-------- Records for the task

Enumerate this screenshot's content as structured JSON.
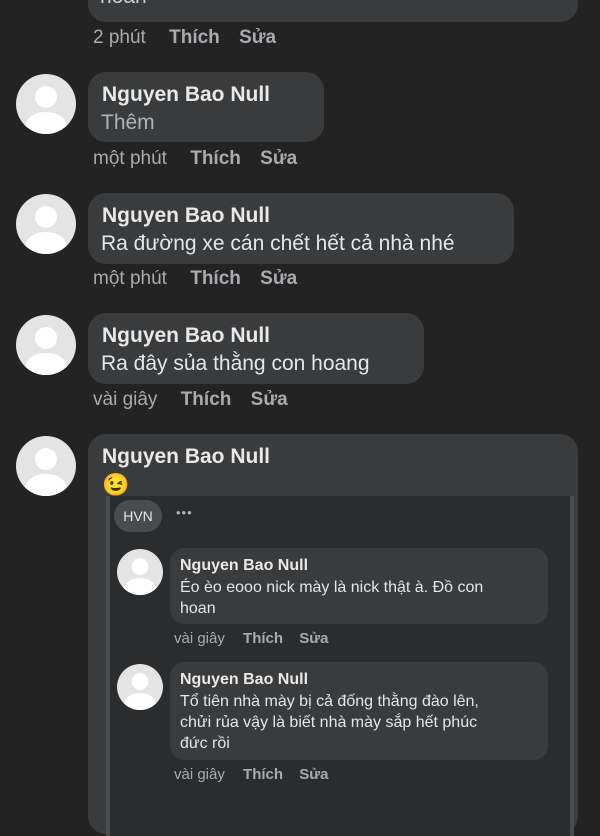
{
  "top_comment": {
    "text_tail": "hoan",
    "time": "2 phút",
    "like": "Thích",
    "edit": "Sửa"
  },
  "comments": [
    {
      "author": "Nguyen Bao Null",
      "text": "Thêm",
      "time": "một phút",
      "like": "Thích",
      "edit": "Sửa"
    },
    {
      "author": "Nguyen Bao Null",
      "text": "Ra đường xe cán chết hết cả nhà nhé",
      "time": "một phút",
      "like": "Thích",
      "edit": "Sửa"
    },
    {
      "author": "Nguyen Bao Null",
      "text": "Ra đây sủa thằng con hoang",
      "time": "vài giây",
      "like": "Thích",
      "edit": "Sửa"
    }
  ],
  "share_comment": {
    "author": "Nguyen Bao Null",
    "emoji": "😉",
    "source_badge": "HVN",
    "more": "•••",
    "replies": [
      {
        "author": "Nguyen Bao Null",
        "lines": [
          "Éo èo eooo nick mày là nick thật à. Đồ con",
          "hoan"
        ],
        "time": "vài giây",
        "like": "Thích",
        "edit": "Sửa"
      },
      {
        "author": "Nguyen Bao Null",
        "lines": [
          "Tổ tiên nhà mày bị cả đống thằng đào lên,",
          "chửi rủa vậy là biết nhà mày sắp hết phúc",
          "đức rồi"
        ],
        "time": "vài giây",
        "like": "Thích",
        "edit": "Sửa"
      }
    ]
  },
  "colors": {
    "background": "#232323",
    "bubble": "#3a3b3c",
    "meta_text": "#a9abb0",
    "avatar": "#e4e4e4"
  }
}
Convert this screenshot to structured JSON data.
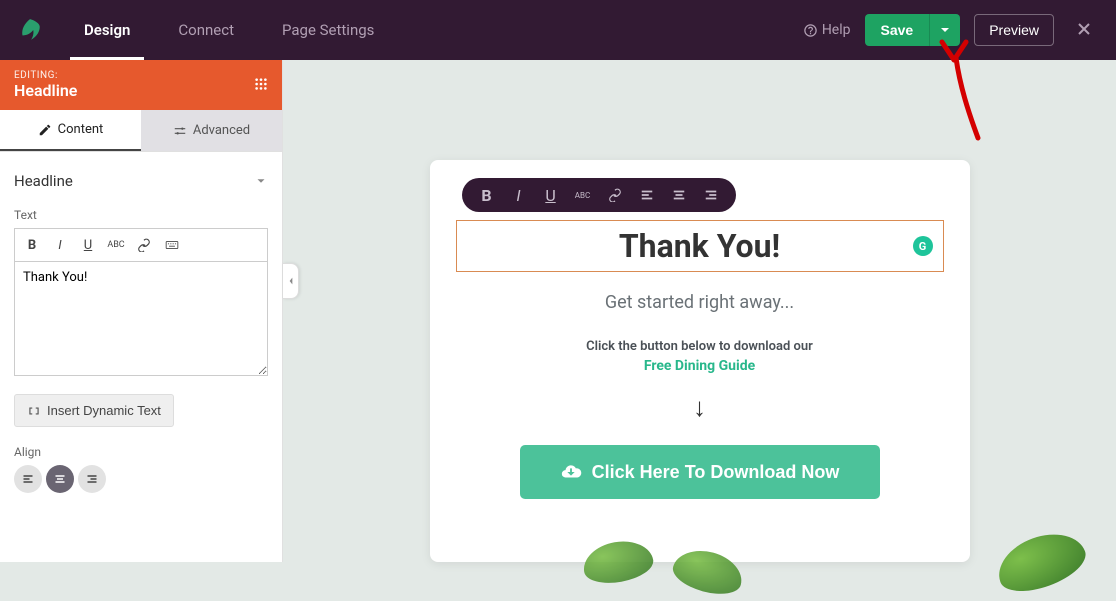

----------------

§ Work to do: Without the images, write out each line of the data verbatim.

§ Correct output:
Enumerate this screenshot's content as structured JSON.
{
  "top_comment": {
    "text_tail": "hoan",
    "time": "2 phút",
    "like": "Thích",
    "edit": "Sửa"
  },
  "comments": [
    {
      "author": "Nguyen Bao Null",
      "text": "Thêm",
      "time": "một phút",
      "like": "Thích",
      "edit": "Sửa"
    },
    {
      "author": "Nguyen Bao Null",
      "text": "Ra đường xe cán chết hết cả nhà nhé",
      "time": "một phút",
      "like": "Thích",
      "edit": "Sửa"
    },
    {
      "author": "Nguyen Bao Null",
      "text": "Ra đây sủa thằng con hoang",
      "time": "vài giây",
      "like": "Thích",
      "edit": "Sửa"
    }
  ],
  "share_comment": {
    "author": "Nguyen Bao Null",
    "emoji": "😉",
    "source_badge": "HVN",
    "more": "•••",
    "replies": [
      {
        "author": "Nguyen Bao Null",
        "lines": [
          "Éo èo eooo nick mày là nick thật à. Đồ con",
          "hoan"
        ],
        "time": "vài giây",
        "like": "Thích",
        "edit": "Sửa"
      },
      {
        "author": "Nguyen Bao Null",
        "lines": [
          "Tổ tiên nhà mày bị cả đống thằng đào lên,",
          "chửi rủa vậy là biết nhà mày sắp hết phúc",
          "đức rồi"
        ],
        "time": "vài giây",
        "like": "Thích",
        "edit": "Sửa"
      }
    ]
  },
  "colors": {
    "background": "#232323",
    "bubble": "#3a3b3c",
    "meta_text": "#a9abb0",
    "avatar": "#e4e4e4"
  }
}
Convert this screenshot to structured JSON data.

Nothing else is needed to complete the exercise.